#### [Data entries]
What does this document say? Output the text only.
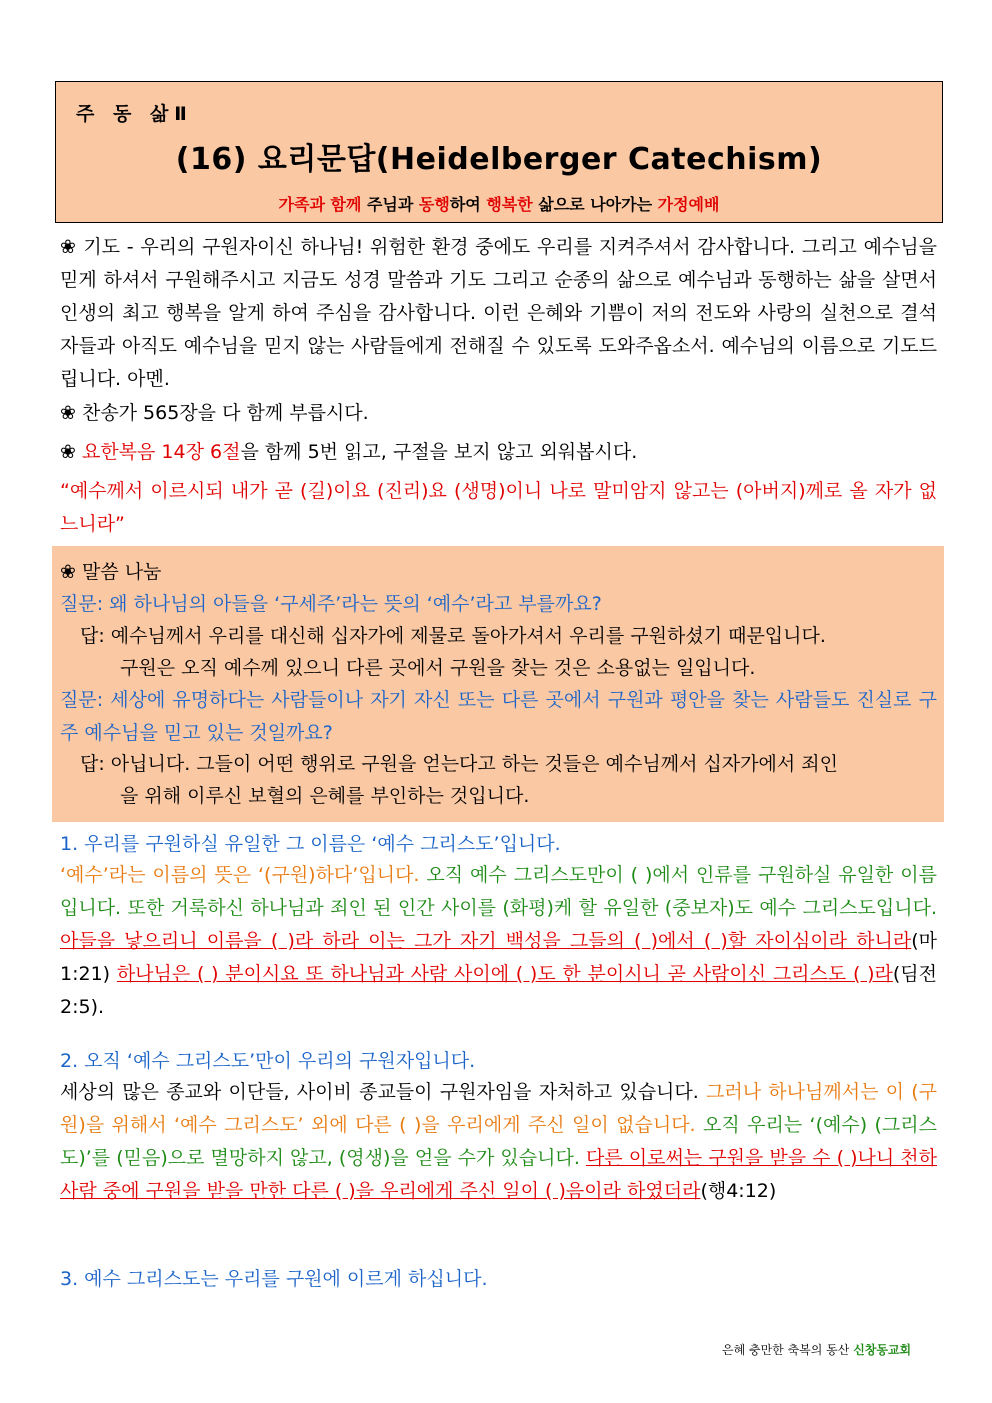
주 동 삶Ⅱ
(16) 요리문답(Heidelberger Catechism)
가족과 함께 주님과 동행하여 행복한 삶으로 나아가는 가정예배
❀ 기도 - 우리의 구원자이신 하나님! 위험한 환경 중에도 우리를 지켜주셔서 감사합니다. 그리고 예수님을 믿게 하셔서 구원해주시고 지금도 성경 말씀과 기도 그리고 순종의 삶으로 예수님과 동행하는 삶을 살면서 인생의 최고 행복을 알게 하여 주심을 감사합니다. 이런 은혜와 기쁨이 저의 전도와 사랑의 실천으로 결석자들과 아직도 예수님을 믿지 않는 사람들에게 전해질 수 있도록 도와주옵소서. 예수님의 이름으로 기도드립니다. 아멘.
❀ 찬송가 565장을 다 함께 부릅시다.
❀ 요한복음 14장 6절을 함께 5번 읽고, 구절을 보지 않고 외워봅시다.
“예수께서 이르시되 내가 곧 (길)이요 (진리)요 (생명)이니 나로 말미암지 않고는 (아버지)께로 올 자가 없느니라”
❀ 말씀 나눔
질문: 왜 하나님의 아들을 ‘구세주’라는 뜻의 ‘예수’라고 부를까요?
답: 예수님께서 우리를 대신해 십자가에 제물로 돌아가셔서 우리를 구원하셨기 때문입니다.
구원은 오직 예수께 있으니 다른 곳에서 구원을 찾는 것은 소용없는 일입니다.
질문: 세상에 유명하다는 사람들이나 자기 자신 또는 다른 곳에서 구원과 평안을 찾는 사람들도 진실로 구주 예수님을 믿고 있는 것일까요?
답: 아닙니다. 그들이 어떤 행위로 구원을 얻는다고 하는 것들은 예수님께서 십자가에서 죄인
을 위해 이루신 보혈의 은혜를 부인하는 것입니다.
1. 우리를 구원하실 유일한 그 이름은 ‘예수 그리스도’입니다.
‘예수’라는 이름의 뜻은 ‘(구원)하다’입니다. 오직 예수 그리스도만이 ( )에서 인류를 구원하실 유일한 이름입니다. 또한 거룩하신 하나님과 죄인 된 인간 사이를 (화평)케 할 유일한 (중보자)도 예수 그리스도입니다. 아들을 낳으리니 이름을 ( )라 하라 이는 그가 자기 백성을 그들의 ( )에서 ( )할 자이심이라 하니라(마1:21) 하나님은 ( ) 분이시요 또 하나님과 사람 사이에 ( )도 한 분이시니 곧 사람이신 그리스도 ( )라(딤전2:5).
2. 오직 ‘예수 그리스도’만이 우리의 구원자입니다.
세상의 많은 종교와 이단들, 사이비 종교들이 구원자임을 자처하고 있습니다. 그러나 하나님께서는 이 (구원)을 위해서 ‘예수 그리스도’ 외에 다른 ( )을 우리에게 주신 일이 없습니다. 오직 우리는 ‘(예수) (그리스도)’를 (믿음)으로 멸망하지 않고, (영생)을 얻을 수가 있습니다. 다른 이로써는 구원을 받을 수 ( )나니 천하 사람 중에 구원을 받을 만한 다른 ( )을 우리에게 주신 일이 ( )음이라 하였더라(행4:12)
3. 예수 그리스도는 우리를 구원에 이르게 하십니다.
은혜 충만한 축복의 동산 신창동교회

#### [Exercise objective]
Without the images, write out each line of the data verbatim.

#### [Answer in full]
What does this document say? Output the text only.
주 동 삶Ⅱ
(16) 요리문답(Heidelberger Catechism)
가족과 함께 주님과 동행하여 행복한 삶으로 나아가는 가정예배
❀ 기도 - 우리의 구원자이신 하나님! 위험한 환경 중에도 우리를 지켜주셔서 감사합니다. 그리고 예수님을 믿게 하셔서 구원해주시고 지금도 성경 말씀과 기도 그리고 순종의 삶으로 예수님과 동행하는 삶을 살면서 인생의 최고 행복을 알게 하여 주심을 감사합니다. 이런 은혜와 기쁨이 저의 전도와 사랑의 실천으로 결석자들과 아직도 예수님을 믿지 않는 사람들에게 전해질 수 있도록 도와주옵소서. 예수님의 이름으로 기도드립니다. 아멘.
❀ 찬송가 565장을 다 함께 부릅시다.
❀ 요한복음 14장 6절을 함께 5번 읽고, 구절을 보지 않고 외워봅시다.
“예수께서 이르시되 내가 곧 (길)이요 (진리)요 (생명)이니 나로 말미암지 않고는 (아버지)께로 올 자가 없느니라”
❀ 말씀 나눔
질문: 왜 하나님의 아들을 ‘구세주’라는 뜻의 ‘예수’라고 부를까요?
답: 예수님께서 우리를 대신해 십자가에 제물로 돌아가셔서 우리를 구원하셨기 때문입니다.
구원은 오직 예수께 있으니 다른 곳에서 구원을 찾는 것은 소용없는 일입니다.
질문: 세상에 유명하다는 사람들이나 자기 자신 또는 다른 곳에서 구원과 평안을 찾는 사람들도 진실로 구주 예수님을 믿고 있는 것일까요?
답: 아닙니다. 그들이 어떤 행위로 구원을 얻는다고 하는 것들은 예수님께서 십자가에서 죄인
을 위해 이루신 보혈의 은혜를 부인하는 것입니다.
1. 우리를 구원하실 유일한 그 이름은 ‘예수 그리스도’입니다.
‘예수’라는 이름의 뜻은 ‘(구원)하다’입니다. 오직 예수 그리스도만이 ( )에서 인류를 구원하실 유일한 이름입니다. 또한 거룩하신 하나님과 죄인 된 인간 사이를 (화평)케 할 유일한 (중보자)도 예수 그리스도입니다. 아들을 낳으리니 이름을 ( )라 하라 이는 그가 자기 백성을 그들의 ( )에서 ( )할 자이심이라 하니라(마1:21) 하나님은 ( ) 분이시요 또 하나님과 사람 사이에 ( )도 한 분이시니 곧 사람이신 그리스도 ( )라(딤전2:5).
2. 오직 ‘예수 그리스도’만이 우리의 구원자입니다.
세상의 많은 종교와 이단들, 사이비 종교들이 구원자임을 자처하고 있습니다. 그러나 하나님께서는 이 (구원)을 위해서 ‘예수 그리스도’ 외에 다른 ( )을 우리에게 주신 일이 없습니다. 오직 우리는 ‘(예수) (그리스도)’를 (믿음)으로 멸망하지 않고, (영생)을 얻을 수가 있습니다. 다른 이로써는 구원을 받을 수 ( )나니 천하 사람 중에 구원을 받을 만한 다른 ( )을 우리에게 주신 일이 ( )음이라 하였더라(행4:12)
3. 예수 그리스도는 우리를 구원에 이르게 하십니다.
은혜 충만한 축복의 동산 신창동교회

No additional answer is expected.